» DATASET RECORDS
§ §

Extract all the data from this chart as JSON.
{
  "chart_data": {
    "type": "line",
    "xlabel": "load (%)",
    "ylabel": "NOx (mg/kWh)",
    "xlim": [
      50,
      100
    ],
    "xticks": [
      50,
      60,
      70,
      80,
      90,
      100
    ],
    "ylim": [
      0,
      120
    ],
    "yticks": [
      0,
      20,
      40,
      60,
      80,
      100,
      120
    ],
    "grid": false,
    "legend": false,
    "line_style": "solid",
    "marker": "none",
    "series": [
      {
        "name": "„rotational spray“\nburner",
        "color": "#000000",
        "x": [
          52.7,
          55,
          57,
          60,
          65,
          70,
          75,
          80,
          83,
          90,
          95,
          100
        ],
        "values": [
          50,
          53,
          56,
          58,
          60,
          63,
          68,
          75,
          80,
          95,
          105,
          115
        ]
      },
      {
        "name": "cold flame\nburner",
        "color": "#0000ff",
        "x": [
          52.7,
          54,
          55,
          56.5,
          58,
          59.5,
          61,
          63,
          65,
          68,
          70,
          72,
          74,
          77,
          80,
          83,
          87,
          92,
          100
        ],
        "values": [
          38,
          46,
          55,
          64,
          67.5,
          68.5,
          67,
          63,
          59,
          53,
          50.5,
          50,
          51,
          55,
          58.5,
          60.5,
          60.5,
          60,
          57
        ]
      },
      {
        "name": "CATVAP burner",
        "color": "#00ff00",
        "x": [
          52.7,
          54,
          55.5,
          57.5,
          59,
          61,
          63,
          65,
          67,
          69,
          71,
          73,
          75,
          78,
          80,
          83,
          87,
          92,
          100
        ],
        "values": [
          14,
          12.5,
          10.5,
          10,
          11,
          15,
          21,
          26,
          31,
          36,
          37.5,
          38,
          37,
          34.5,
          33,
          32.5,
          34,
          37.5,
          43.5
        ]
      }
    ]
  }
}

§ §

Every entry must be quoted exactly as it appears above.

» EXERCISE OUTPUT
Extract all the data from this chart as JSON.
{
  "chart_data": {
    "type": "line",
    "xlabel": "load (%)",
    "ylabel": "NOx (mg/kWh)",
    "xlim": [
      50,
      100
    ],
    "xticks": [
      50,
      60,
      70,
      80,
      90,
      100
    ],
    "ylim": [
      0,
      120
    ],
    "yticks": [
      0,
      20,
      40,
      60,
      80,
      100,
      120
    ],
    "grid": false,
    "legend": false,
    "line_style": "solid",
    "marker": "none",
    "series": [
      {
        "name": "„rotational spray“\nburner",
        "color": "#000000",
        "x": [
          52.7,
          55,
          57,
          60,
          65,
          70,
          75,
          80,
          83,
          90,
          95,
          100
        ],
        "values": [
          50,
          53,
          56,
          58,
          60,
          63,
          68,
          75,
          80,
          95,
          105,
          115
        ]
      },
      {
        "name": "cold flame\nburner",
        "color": "#0000ff",
        "x": [
          52.7,
          54,
          55,
          56.5,
          58,
          59.5,
          61,
          63,
          65,
          68,
          70,
          72,
          74,
          77,
          80,
          83,
          87,
          92,
          100
        ],
        "values": [
          38,
          46,
          55,
          64,
          67.5,
          68.5,
          67,
          63,
          59,
          53,
          50.5,
          50,
          51,
          55,
          58.5,
          60.5,
          60.5,
          60,
          57
        ]
      },
      {
        "name": "CATVAP burner",
        "color": "#00ff00",
        "x": [
          52.7,
          54,
          55.5,
          57.5,
          59,
          61,
          63,
          65,
          67,
          69,
          71,
          73,
          75,
          78,
          80,
          83,
          87,
          92,
          100
        ],
        "values": [
          14,
          12.5,
          10.5,
          10,
          11,
          15,
          21,
          26,
          31,
          36,
          37.5,
          38,
          37,
          34.5,
          33,
          32.5,
          34,
          37.5,
          43.5
        ]
      }
    ]
  }
}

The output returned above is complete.